- Exercise objective
Find the lines below that contain the string "label". Copy each one.

- Stored data
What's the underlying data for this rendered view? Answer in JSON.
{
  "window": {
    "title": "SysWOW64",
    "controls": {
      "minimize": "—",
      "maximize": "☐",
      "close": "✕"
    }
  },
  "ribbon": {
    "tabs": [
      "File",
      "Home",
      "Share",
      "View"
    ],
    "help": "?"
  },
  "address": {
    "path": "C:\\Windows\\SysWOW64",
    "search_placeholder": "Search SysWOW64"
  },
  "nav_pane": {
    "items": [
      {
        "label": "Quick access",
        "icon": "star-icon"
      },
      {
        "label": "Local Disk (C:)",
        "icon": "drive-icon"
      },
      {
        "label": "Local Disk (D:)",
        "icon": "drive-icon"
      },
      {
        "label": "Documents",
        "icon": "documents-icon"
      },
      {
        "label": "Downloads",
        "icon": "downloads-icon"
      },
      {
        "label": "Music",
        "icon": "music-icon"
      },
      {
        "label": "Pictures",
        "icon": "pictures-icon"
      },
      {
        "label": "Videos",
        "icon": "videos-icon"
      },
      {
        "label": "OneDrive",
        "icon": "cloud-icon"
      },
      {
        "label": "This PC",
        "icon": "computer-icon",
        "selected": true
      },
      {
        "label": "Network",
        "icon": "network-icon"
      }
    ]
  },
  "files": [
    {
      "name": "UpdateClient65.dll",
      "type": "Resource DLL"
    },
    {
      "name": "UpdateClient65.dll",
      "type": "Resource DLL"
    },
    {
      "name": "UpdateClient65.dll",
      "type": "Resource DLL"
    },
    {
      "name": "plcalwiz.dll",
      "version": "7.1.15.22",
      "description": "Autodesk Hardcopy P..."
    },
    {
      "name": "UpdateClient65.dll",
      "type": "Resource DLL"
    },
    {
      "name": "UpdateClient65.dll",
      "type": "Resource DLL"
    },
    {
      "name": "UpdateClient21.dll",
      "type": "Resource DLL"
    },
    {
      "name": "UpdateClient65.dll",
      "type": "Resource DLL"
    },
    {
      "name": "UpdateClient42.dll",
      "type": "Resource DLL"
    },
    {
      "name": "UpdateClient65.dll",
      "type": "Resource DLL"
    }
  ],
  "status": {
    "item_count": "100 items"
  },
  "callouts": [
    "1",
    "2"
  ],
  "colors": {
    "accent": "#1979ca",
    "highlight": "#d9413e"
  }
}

- Written solution
        "label": "Quick access",
        "label": "Local Disk (C:)",
        "label": "Local Disk (D:)",
        "label": "Documents",
        "label": "Downloads",
        "label": "Music",
        "label": "Pictures",
        "label": "Videos",
        "label": "OneDrive",
        "label": "This PC",
        "label": "Network",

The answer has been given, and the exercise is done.